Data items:
━━━
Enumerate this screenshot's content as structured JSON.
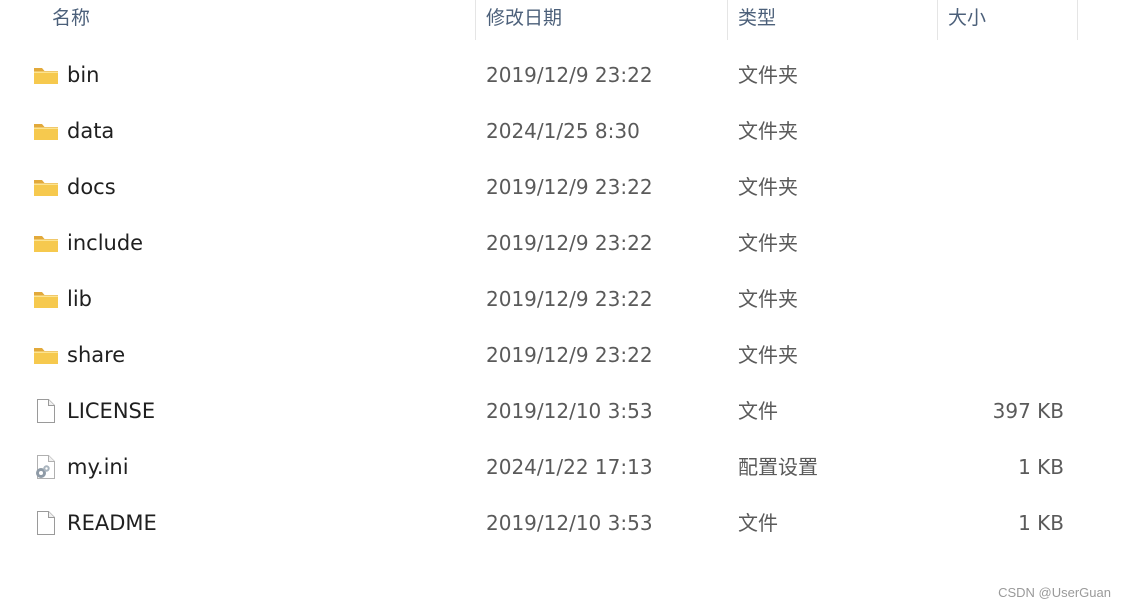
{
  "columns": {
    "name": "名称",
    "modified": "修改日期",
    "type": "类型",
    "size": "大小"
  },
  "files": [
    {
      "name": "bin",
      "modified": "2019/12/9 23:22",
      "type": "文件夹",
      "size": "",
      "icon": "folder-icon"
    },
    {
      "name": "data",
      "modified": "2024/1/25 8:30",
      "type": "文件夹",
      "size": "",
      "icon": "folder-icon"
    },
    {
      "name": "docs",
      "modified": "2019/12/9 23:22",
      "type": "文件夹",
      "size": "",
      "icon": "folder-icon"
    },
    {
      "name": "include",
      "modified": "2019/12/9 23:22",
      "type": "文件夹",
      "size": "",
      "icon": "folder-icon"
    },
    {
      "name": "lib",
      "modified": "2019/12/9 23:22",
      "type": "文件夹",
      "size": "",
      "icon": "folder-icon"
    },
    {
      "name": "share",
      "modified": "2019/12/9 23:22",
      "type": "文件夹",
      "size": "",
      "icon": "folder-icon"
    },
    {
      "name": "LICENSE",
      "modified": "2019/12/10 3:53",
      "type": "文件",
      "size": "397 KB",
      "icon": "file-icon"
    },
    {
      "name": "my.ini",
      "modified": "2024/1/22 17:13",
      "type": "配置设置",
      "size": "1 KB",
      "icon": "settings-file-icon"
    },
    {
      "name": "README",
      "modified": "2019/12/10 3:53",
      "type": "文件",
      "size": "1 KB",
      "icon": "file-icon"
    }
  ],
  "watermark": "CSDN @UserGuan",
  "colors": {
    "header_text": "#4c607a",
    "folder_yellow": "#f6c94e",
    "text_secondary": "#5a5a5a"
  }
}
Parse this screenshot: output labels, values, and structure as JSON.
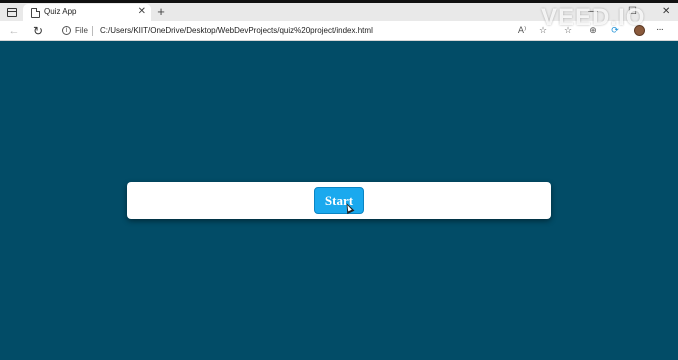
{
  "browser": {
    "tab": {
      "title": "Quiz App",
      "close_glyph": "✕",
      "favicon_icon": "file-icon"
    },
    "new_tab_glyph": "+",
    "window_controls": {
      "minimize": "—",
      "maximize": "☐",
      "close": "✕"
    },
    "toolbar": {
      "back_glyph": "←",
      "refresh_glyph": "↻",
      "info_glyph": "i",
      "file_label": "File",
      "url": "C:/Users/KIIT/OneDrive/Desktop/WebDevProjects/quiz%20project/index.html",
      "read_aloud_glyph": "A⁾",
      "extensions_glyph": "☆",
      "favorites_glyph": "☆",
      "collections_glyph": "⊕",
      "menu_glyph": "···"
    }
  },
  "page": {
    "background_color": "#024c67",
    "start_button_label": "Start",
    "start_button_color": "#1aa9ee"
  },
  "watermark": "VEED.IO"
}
━━━
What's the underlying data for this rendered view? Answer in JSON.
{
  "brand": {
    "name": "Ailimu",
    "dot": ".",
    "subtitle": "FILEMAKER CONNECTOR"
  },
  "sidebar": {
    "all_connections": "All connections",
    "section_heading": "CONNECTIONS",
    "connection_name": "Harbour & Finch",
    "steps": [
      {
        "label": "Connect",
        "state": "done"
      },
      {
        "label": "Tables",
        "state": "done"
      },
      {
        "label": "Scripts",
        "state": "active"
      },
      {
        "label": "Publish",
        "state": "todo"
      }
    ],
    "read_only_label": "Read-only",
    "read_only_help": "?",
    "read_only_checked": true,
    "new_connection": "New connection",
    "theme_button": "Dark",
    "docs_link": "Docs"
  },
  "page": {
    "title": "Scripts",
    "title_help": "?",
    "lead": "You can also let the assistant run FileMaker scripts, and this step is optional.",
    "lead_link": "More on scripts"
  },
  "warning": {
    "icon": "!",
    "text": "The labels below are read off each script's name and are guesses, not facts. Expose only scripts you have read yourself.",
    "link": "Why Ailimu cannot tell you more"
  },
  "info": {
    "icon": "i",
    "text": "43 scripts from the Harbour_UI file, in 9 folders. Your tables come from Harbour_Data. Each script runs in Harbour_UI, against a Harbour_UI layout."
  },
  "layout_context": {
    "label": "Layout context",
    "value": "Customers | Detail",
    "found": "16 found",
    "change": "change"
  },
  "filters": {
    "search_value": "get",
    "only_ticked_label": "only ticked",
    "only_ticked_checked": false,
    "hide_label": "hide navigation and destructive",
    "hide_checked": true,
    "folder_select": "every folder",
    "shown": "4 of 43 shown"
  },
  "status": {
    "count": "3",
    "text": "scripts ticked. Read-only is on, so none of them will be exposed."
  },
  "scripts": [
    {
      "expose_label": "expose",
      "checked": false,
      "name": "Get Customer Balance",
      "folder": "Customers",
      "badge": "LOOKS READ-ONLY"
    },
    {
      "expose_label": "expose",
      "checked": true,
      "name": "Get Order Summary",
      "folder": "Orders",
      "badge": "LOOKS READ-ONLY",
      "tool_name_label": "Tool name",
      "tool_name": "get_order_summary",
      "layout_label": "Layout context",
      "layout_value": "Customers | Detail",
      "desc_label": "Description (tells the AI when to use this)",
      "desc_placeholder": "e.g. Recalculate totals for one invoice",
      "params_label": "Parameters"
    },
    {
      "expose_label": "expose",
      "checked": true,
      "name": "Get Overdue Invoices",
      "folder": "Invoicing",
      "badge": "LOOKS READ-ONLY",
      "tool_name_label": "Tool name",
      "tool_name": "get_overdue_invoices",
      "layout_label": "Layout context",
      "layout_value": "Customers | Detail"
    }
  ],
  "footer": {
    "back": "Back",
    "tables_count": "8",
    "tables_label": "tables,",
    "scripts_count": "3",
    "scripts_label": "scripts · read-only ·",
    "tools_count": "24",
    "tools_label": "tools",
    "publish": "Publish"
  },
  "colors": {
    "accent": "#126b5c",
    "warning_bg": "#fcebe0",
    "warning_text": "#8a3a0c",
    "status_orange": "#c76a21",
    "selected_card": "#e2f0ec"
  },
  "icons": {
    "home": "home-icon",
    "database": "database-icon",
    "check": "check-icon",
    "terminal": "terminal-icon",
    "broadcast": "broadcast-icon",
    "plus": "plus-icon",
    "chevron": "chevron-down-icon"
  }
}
━━━
Your objective:
Within the listing above, copy each line that has the string "screenshot".

Full solution:
Enumerate this screenshot's content as structured JSON.
Parse this screenshot: output labels, values, and structure as JSON.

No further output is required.